**Dataset content**
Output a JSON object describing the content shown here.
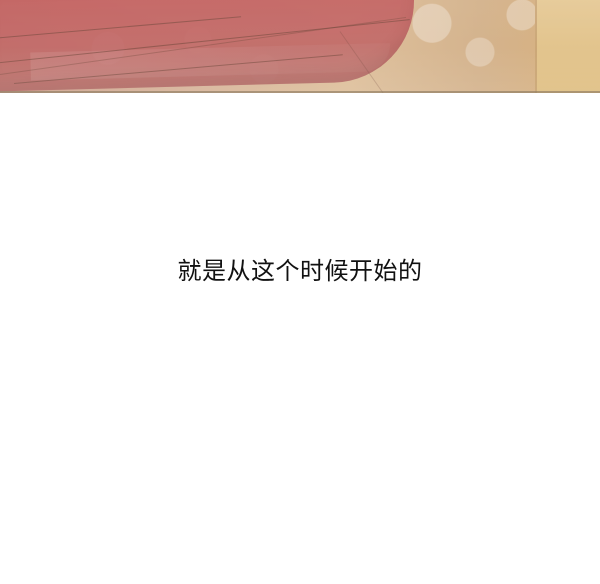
{
  "caption": {
    "text": "就是从这个时候开始的"
  },
  "colors": {
    "background": "#ffffff",
    "caption": "#111111",
    "illustration_pink": "#c36a69",
    "illustration_gold": "#dec09c",
    "illustration_right_panel": "#dfbf83"
  }
}
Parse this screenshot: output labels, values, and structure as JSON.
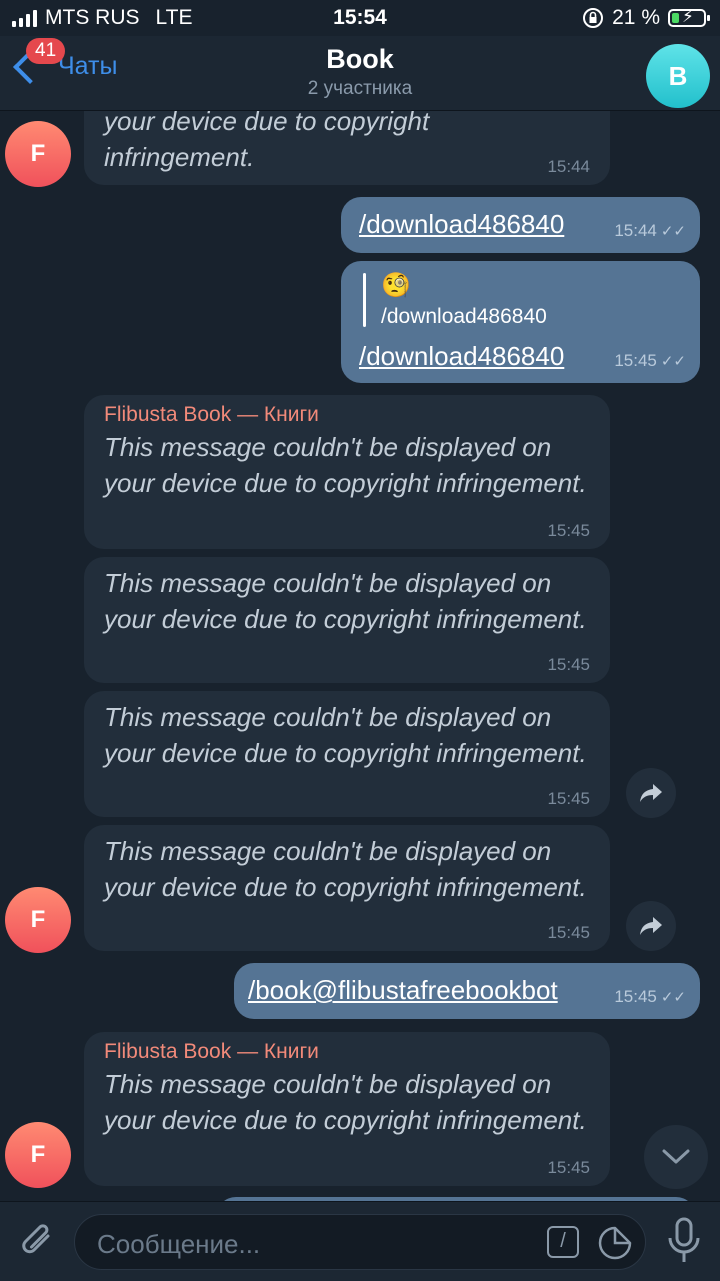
{
  "status_bar": {
    "carrier": "MTS RUS",
    "network": "LTE",
    "time": "15:54",
    "battery_percent": "21 %"
  },
  "header": {
    "back_label": "Чаты",
    "unread_badge": "41",
    "title": "Book",
    "subtitle": "2 участника",
    "avatar_letter": "B"
  },
  "messages": [
    {
      "dir": "in",
      "text_top": "your device due to copyright",
      "text_bottom": "infringement.",
      "time": "15:44"
    },
    {
      "dir": "out",
      "link": "/download486840",
      "time": "15:44"
    },
    {
      "dir": "out",
      "reply_emoji": "🧐",
      "reply_text": "/download486840",
      "link": "/download486840",
      "time": "15:45"
    },
    {
      "dir": "in",
      "sender": "Flibusta Book — Книги",
      "text": "This message couldn't be displayed on your device due to copyright infringement.",
      "time": "15:45"
    },
    {
      "dir": "in",
      "text": "This message couldn't be displayed on your device due to copyright infringement.",
      "time": "15:45"
    },
    {
      "dir": "in",
      "text": "This message couldn't be displayed on your device due to copyright infringement.",
      "time": "15:45"
    },
    {
      "dir": "in",
      "text": "This message couldn't be displayed on your device due to copyright infringement.",
      "time": "15:45"
    },
    {
      "dir": "out",
      "link": "/book@flibustafreebookbot",
      "time": "15:45"
    },
    {
      "dir": "in",
      "sender": "Flibusta Book — Книги",
      "text": "This message couldn't be displayed on your device due to copyright infringement.",
      "time": "15:45"
    }
  ],
  "sender_avatar_letter": "F",
  "input": {
    "placeholder": "Сообщение..."
  },
  "colors": {
    "background": "#18222d",
    "incoming_bubble": "#222e3b",
    "outgoing_bubble": "#557494",
    "accent": "#3e8ee9",
    "sender_name": "#f28a7a"
  }
}
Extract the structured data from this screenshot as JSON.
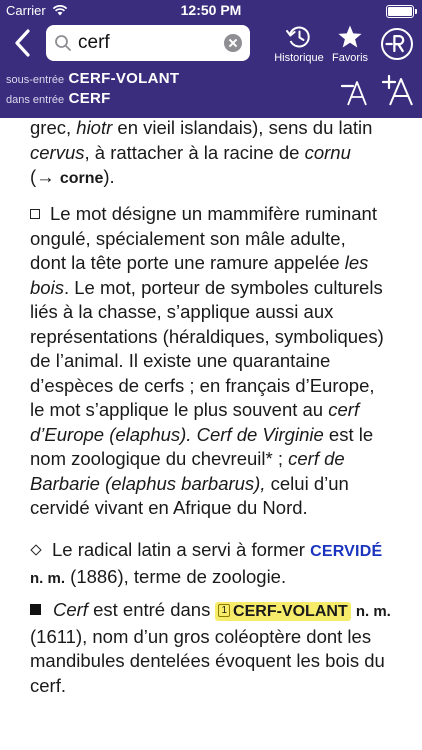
{
  "status": {
    "carrier": "Carrier",
    "time": "12:50 PM"
  },
  "search": {
    "value": "cerf"
  },
  "toolbar": {
    "history_label": "Historique",
    "favorites_label": "Favoris"
  },
  "entry": {
    "subentry_prefix": "sous-entrée",
    "subentry_value": "CERF-VOLANT",
    "in_prefix": "dans entrée",
    "in_value": "CERF"
  },
  "content": {
    "p0": {
      "l1": "grec, ",
      "l1i": "hiotr",
      "l1b": " en vieil islandais), sens du latin",
      "l2i": "cervus",
      "l2b": ", à rattacher à la racine de ",
      "l2i2": "cornu",
      "l3a": "(→ ",
      "l3ref": "corne",
      "l3b": ")."
    },
    "p1": {
      "l1": "Le mot désigne un mammifère ruminant",
      "l2": "ongulé, spécialement son mâle adulte,",
      "l3a": "dont la tête porte une ramure appelée ",
      "l3i": "les",
      "l4i": "bois",
      "l4b": ". Le mot, porteur de symboles culturels",
      "l5": "liés à la chasse, s’applique aussi aux",
      "l6": "représentations (héraldiques, symboliques)",
      "l7": "de l’animal. Il existe une quarantaine",
      "l8": "d’espèces de cerfs ; en français d’Europe,",
      "l9a": "le mot s’applique le plus souvent au ",
      "l9i": "cerf",
      "l10i": "d’Europe (elaphus). Cerf de Virginie",
      "l10b": " est le",
      "l11a": "nom zoologique du chevreuil* ; ",
      "l11i": "cerf de",
      "l12i": "Barbarie (elaphus barbarus),",
      "l12b": " celui d’un",
      "l13": "cervidé vivant en Afrique du Nord."
    },
    "p2": {
      "l1a": "Le radical latin a servi à former ",
      "l1ref": "CERVIDÉ",
      "l2gram": "n. m.",
      "l2b": " (1886), terme de zoologie."
    },
    "p3": {
      "l1i": "Cerf",
      "l1a": " est entré dans ",
      "l1num": "1",
      "l1hl": "CERF-VOLANT",
      "l1gram": "n. m.",
      "l2": "(1611), nom d’un gros coléoptère dont les",
      "l3": "mandibules dentelées évoquent les bois du",
      "l4": "cerf."
    }
  },
  "colors": {
    "header": "#3a2d7e",
    "link": "#1a34c0",
    "highlight": "#f6ec6a"
  },
  "icons": [
    "wifi-icon",
    "battery-icon",
    "back-chevron-icon",
    "search-icon",
    "clear-icon",
    "history-icon",
    "star-icon",
    "le-robert-logo-icon",
    "font-smaller-icon",
    "font-larger-icon"
  ]
}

**Exercise brief**
Leave out the pictures and copy the rest of the material above exactly.

**Expected output**
Output a JSON object describing the content shown here.
{
  "caption": {
    "text": "就是从这个时候开始的"
  },
  "colors": {
    "background": "#ffffff",
    "caption": "#111111",
    "illustration_pink": "#c36a69",
    "illustration_gold": "#dec09c",
    "illustration_right_panel": "#dfbf83"
  }
}
Parse this screenshot: output labels, values, and structure as JSON.
{
  "status_bar": {
    "carrier": "MTS RUS",
    "network": "LTE",
    "time": "15:54",
    "battery_percent": "21 %"
  },
  "header": {
    "back_label": "Чаты",
    "unread_badge": "41",
    "title": "Book",
    "subtitle": "2 участника",
    "avatar_letter": "B"
  },
  "messages": [
    {
      "dir": "in",
      "text_top": "your device due to copyright",
      "text_bottom": "infringement.",
      "time": "15:44"
    },
    {
      "dir": "out",
      "link": "/download486840",
      "time": "15:44"
    },
    {
      "dir": "out",
      "reply_emoji": "🧐",
      "reply_text": "/download486840",
      "link": "/download486840",
      "time": "15:45"
    },
    {
      "dir": "in",
      "sender": "Flibusta Book — Книги",
      "text": "This message couldn't be displayed on your device due to copyright infringement.",
      "time": "15:45"
    },
    {
      "dir": "in",
      "text": "This message couldn't be displayed on your device due to copyright infringement.",
      "time": "15:45"
    },
    {
      "dir": "in",
      "text": "This message couldn't be displayed on your device due to copyright infringement.",
      "time": "15:45"
    },
    {
      "dir": "in",
      "text": "This message couldn't be displayed on your device due to copyright infringement.",
      "time": "15:45"
    },
    {
      "dir": "out",
      "link": "/book@flibustafreebookbot",
      "time": "15:45"
    },
    {
      "dir": "in",
      "sender": "Flibusta Book — Книги",
      "text": "This message couldn't be displayed on your device due to copyright infringement.",
      "time": "15:45"
    }
  ],
  "sender_avatar_letter": "F",
  "input": {
    "placeholder": "Сообщение..."
  },
  "colors": {
    "background": "#18222d",
    "incoming_bubble": "#222e3b",
    "outgoing_bubble": "#557494",
    "accent": "#3e8ee9",
    "sender_name": "#f28a7a"
  }
}
Extract the structured data from this screenshot as JSON.
{
  "status": {
    "carrier": "Carrier",
    "time": "12:50 PM"
  },
  "search": {
    "value": "cerf"
  },
  "toolbar": {
    "history_label": "Historique",
    "favorites_label": "Favoris"
  },
  "entry": {
    "subentry_prefix": "sous-entrée",
    "subentry_value": "CERF-VOLANT",
    "in_prefix": "dans entrée",
    "in_value": "CERF"
  },
  "content": {
    "p0": {
      "l1": "grec, ",
      "l1i": "hiotr",
      "l1b": " en vieil islandais), sens du latin",
      "l2i": "cervus",
      "l2b": ", à rattacher à la racine de ",
      "l2i2": "cornu",
      "l3a": "(→ ",
      "l3ref": "corne",
      "l3b": ")."
    },
    "p1": {
      "l1": "Le mot désigne un mammifère ruminant",
      "l2": "ongulé, spécialement son mâle adulte,",
      "l3a": "dont la tête porte une ramure appelée ",
      "l3i": "les",
      "l4i": "bois",
      "l4b": ". Le mot, porteur de symboles culturels",
      "l5": "liés à la chasse, s’applique aussi aux",
      "l6": "représentations (héraldiques, symboliques)",
      "l7": "de l’animal. Il existe une quarantaine",
      "l8": "d’espèces de cerfs ; en français d’Europe,",
      "l9a": "le mot s’applique le plus souvent au ",
      "l9i": "cerf",
      "l10i": "d’Europe (elaphus). Cerf de Virginie",
      "l10b": " est le",
      "l11a": "nom zoologique du chevreuil* ; ",
      "l11i": "cerf de",
      "l12i": "Barbarie (elaphus barbarus),",
      "l12b": " celui d’un",
      "l13": "cervidé vivant en Afrique du Nord."
    },
    "p2": {
      "l1a": "Le radical latin a servi à former ",
      "l1ref": "CERVIDÉ",
      "l2gram": "n. m.",
      "l2b": " (1886), terme de zoologie."
    },
    "p3": {
      "l1i": "Cerf",
      "l1a": " est entré dans ",
      "l1num": "1",
      "l1hl": "CERF-VOLANT",
      "l1gram": "n. m.",
      "l2": "(1611), nom d’un gros coléoptère dont les",
      "l3": "mandibules dentelées évoquent les bois du",
      "l4": "cerf."
    }
  },
  "colors": {
    "header": "#3a2d7e",
    "link": "#1a34c0",
    "highlight": "#f6ec6a"
  },
  "icons": [
    "wifi-icon",
    "battery-icon",
    "back-chevron-icon",
    "search-icon",
    "clear-icon",
    "history-icon",
    "star-icon",
    "le-robert-logo-icon",
    "font-smaller-icon",
    "font-larger-icon"
  ]
}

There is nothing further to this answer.